• [Work to do] Reproduce the listing below verbatim.

• [Supplied material]
*****

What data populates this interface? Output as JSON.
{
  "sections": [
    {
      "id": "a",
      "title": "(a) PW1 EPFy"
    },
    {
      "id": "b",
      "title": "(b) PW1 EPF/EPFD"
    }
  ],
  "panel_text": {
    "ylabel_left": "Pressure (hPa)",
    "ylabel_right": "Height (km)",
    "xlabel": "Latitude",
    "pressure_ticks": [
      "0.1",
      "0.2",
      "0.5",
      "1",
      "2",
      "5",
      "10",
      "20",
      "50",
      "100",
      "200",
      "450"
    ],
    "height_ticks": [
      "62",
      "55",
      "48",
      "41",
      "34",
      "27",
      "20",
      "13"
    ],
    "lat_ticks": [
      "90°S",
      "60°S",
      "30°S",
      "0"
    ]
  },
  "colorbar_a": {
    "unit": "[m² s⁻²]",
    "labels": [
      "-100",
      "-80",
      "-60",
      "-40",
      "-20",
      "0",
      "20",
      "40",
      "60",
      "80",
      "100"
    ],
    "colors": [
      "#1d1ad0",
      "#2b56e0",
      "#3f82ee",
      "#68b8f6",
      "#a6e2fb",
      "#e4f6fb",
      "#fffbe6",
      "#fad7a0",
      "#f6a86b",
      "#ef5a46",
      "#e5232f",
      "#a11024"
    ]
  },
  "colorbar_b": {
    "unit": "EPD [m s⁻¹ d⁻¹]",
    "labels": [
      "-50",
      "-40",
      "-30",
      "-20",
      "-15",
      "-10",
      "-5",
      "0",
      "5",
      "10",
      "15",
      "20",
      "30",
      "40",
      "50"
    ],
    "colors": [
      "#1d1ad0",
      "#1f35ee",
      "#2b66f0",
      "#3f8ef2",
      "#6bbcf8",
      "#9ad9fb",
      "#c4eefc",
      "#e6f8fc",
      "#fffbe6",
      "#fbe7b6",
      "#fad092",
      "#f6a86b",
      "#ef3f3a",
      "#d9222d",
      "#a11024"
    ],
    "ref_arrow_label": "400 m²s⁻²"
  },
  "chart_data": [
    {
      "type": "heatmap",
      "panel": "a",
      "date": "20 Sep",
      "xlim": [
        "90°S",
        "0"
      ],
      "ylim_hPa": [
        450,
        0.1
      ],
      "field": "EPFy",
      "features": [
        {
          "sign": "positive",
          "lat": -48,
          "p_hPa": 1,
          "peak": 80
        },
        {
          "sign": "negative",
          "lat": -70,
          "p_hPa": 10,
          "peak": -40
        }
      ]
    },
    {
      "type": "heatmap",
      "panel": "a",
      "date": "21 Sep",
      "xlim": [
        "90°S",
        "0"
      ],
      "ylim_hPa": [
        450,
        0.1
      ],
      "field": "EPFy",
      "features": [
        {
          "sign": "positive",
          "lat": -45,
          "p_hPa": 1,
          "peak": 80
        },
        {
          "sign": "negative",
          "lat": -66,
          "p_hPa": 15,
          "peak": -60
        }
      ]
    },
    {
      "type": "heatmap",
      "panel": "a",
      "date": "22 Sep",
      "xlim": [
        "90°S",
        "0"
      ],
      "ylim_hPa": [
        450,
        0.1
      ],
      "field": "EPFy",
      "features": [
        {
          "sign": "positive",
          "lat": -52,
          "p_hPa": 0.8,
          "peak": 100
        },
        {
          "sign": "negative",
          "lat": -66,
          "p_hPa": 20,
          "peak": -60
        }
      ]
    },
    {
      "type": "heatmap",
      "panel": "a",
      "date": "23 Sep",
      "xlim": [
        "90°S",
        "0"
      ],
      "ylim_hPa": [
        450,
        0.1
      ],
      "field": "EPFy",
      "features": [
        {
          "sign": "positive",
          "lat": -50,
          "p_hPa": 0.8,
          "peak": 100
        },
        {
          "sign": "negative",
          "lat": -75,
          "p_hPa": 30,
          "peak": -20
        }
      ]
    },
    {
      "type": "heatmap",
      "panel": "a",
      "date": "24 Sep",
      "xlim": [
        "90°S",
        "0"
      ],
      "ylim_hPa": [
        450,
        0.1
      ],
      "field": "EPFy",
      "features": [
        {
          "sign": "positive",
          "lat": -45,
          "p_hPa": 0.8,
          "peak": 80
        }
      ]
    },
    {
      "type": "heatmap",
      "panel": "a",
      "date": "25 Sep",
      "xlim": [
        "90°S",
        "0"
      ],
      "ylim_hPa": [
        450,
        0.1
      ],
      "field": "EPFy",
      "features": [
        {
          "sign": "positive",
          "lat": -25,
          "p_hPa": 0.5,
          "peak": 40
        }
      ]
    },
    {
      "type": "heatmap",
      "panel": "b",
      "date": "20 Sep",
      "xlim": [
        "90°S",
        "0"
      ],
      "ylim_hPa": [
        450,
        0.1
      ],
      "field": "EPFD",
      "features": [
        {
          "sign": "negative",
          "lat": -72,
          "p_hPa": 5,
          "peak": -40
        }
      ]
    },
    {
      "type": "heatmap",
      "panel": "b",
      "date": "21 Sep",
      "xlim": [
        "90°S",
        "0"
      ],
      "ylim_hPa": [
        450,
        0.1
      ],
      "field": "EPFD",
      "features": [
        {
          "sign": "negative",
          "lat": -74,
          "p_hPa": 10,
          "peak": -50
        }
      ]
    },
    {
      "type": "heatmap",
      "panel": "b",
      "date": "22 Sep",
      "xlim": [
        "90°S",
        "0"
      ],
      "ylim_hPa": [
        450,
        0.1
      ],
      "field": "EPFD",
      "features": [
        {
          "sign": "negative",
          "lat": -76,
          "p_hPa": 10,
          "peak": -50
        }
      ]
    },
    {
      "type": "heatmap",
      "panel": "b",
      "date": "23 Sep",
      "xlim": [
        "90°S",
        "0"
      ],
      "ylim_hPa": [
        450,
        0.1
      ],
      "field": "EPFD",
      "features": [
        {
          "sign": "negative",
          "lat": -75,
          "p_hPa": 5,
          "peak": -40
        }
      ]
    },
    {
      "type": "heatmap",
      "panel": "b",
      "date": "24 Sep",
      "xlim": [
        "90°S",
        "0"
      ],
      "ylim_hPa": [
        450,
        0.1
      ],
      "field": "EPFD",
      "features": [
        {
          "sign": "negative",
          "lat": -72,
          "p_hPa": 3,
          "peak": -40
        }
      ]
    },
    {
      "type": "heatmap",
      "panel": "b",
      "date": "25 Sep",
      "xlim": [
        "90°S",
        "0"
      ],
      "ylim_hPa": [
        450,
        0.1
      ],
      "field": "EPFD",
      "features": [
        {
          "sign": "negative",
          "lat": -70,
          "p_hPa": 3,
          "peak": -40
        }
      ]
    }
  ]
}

*****

• [Result of this exercise]
What data populates this interface? Output as JSON.
{
  "sections": [
    {
      "id": "a",
      "title": "(a) PW1 EPFy"
    },
    {
      "id": "b",
      "title": "(b) PW1 EPF/EPFD"
    }
  ],
  "panel_text": {
    "ylabel_left": "Pressure (hPa)",
    "ylabel_right": "Height (km)",
    "xlabel": "Latitude",
    "pressure_ticks": [
      "0.1",
      "0.2",
      "0.5",
      "1",
      "2",
      "5",
      "10",
      "20",
      "50",
      "100",
      "200",
      "450"
    ],
    "height_ticks": [
      "62",
      "55",
      "48",
      "41",
      "34",
      "27",
      "20",
      "13"
    ],
    "lat_ticks": [
      "90°S",
      "60°S",
      "30°S",
      "0"
    ]
  },
  "colorbar_a": {
    "unit": "[m² s⁻²]",
    "labels": [
      "-100",
      "-80",
      "-60",
      "-40",
      "-20",
      "0",
      "20",
      "40",
      "60",
      "80",
      "100"
    ],
    "colors": [
      "#1d1ad0",
      "#2b56e0",
      "#3f82ee",
      "#68b8f6",
      "#a6e2fb",
      "#e4f6fb",
      "#fffbe6",
      "#fad7a0",
      "#f6a86b",
      "#ef5a46",
      "#e5232f",
      "#a11024"
    ]
  },
  "colorbar_b": {
    "unit": "EPD [m s⁻¹ d⁻¹]",
    "labels": [
      "-50",
      "-40",
      "-30",
      "-20",
      "-15",
      "-10",
      "-5",
      "0",
      "5",
      "10",
      "15",
      "20",
      "30",
      "40",
      "50"
    ],
    "colors": [
      "#1d1ad0",
      "#1f35ee",
      "#2b66f0",
      "#3f8ef2",
      "#6bbcf8",
      "#9ad9fb",
      "#c4eefc",
      "#e6f8fc",
      "#fffbe6",
      "#fbe7b6",
      "#fad092",
      "#f6a86b",
      "#ef3f3a",
      "#d9222d",
      "#a11024"
    ],
    "ref_arrow_label": "400 m²s⁻²"
  },
  "chart_data": [
    {
      "type": "heatmap",
      "panel": "a",
      "date": "20 Sep",
      "xlim": [
        "90°S",
        "0"
      ],
      "ylim_hPa": [
        450,
        0.1
      ],
      "field": "EPFy",
      "features": [
        {
          "sign": "positive",
          "lat": -48,
          "p_hPa": 1,
          "peak": 80
        },
        {
          "sign": "negative",
          "lat": -70,
          "p_hPa": 10,
          "peak": -40
        }
      ]
    },
    {
      "type": "heatmap",
      "panel": "a",
      "date": "21 Sep",
      "xlim": [
        "90°S",
        "0"
      ],
      "ylim_hPa": [
        450,
        0.1
      ],
      "field": "EPFy",
      "features": [
        {
          "sign": "positive",
          "lat": -45,
          "p_hPa": 1,
          "peak": 80
        },
        {
          "sign": "negative",
          "lat": -66,
          "p_hPa": 15,
          "peak": -60
        }
      ]
    },
    {
      "type": "heatmap",
      "panel": "a",
      "date": "22 Sep",
      "xlim": [
        "90°S",
        "0"
      ],
      "ylim_hPa": [
        450,
        0.1
      ],
      "field": "EPFy",
      "features": [
        {
          "sign": "positive",
          "lat": -52,
          "p_hPa": 0.8,
          "peak": 100
        },
        {
          "sign": "negative",
          "lat": -66,
          "p_hPa": 20,
          "peak": -60
        }
      ]
    },
    {
      "type": "heatmap",
      "panel": "a",
      "date": "23 Sep",
      "xlim": [
        "90°S",
        "0"
      ],
      "ylim_hPa": [
        450,
        0.1
      ],
      "field": "EPFy",
      "features": [
        {
          "sign": "positive",
          "lat": -50,
          "p_hPa": 0.8,
          "peak": 100
        },
        {
          "sign": "negative",
          "lat": -75,
          "p_hPa": 30,
          "peak": -20
        }
      ]
    },
    {
      "type": "heatmap",
      "panel": "a",
      "date": "24 Sep",
      "xlim": [
        "90°S",
        "0"
      ],
      "ylim_hPa": [
        450,
        0.1
      ],
      "field": "EPFy",
      "features": [
        {
          "sign": "positive",
          "lat": -45,
          "p_hPa": 0.8,
          "peak": 80
        }
      ]
    },
    {
      "type": "heatmap",
      "panel": "a",
      "date": "25 Sep",
      "xlim": [
        "90°S",
        "0"
      ],
      "ylim_hPa": [
        450,
        0.1
      ],
      "field": "EPFy",
      "features": [
        {
          "sign": "positive",
          "lat": -25,
          "p_hPa": 0.5,
          "peak": 40
        }
      ]
    },
    {
      "type": "heatmap",
      "panel": "b",
      "date": "20 Sep",
      "xlim": [
        "90°S",
        "0"
      ],
      "ylim_hPa": [
        450,
        0.1
      ],
      "field": "EPFD",
      "features": [
        {
          "sign": "negative",
          "lat": -72,
          "p_hPa": 5,
          "peak": -40
        }
      ]
    },
    {
      "type": "heatmap",
      "panel": "b",
      "date": "21 Sep",
      "xlim": [
        "90°S",
        "0"
      ],
      "ylim_hPa": [
        450,
        0.1
      ],
      "field": "EPFD",
      "features": [
        {
          "sign": "negative",
          "lat": -74,
          "p_hPa": 10,
          "peak": -50
        }
      ]
    },
    {
      "type": "heatmap",
      "panel": "b",
      "date": "22 Sep",
      "xlim": [
        "90°S",
        "0"
      ],
      "ylim_hPa": [
        450,
        0.1
      ],
      "field": "EPFD",
      "features": [
        {
          "sign": "negative",
          "lat": -76,
          "p_hPa": 10,
          "peak": -50
        }
      ]
    },
    {
      "type": "heatmap",
      "panel": "b",
      "date": "23 Sep",
      "xlim": [
        "90°S",
        "0"
      ],
      "ylim_hPa": [
        450,
        0.1
      ],
      "field": "EPFD",
      "features": [
        {
          "sign": "negative",
          "lat": -75,
          "p_hPa": 5,
          "peak": -40
        }
      ]
    },
    {
      "type": "heatmap",
      "panel": "b",
      "date": "24 Sep",
      "xlim": [
        "90°S",
        "0"
      ],
      "ylim_hPa": [
        450,
        0.1
      ],
      "field": "EPFD",
      "features": [
        {
          "sign": "negative",
          "lat": -72,
          "p_hPa": 3,
          "peak": -40
        }
      ]
    },
    {
      "type": "heatmap",
      "panel": "b",
      "date": "25 Sep",
      "xlim": [
        "90°S",
        "0"
      ],
      "ylim_hPa": [
        450,
        0.1
      ],
      "field": "EPFD",
      "features": [
        {
          "sign": "negative",
          "lat": -70,
          "p_hPa": 3,
          "peak": -40
        }
      ]
    }
  ]
}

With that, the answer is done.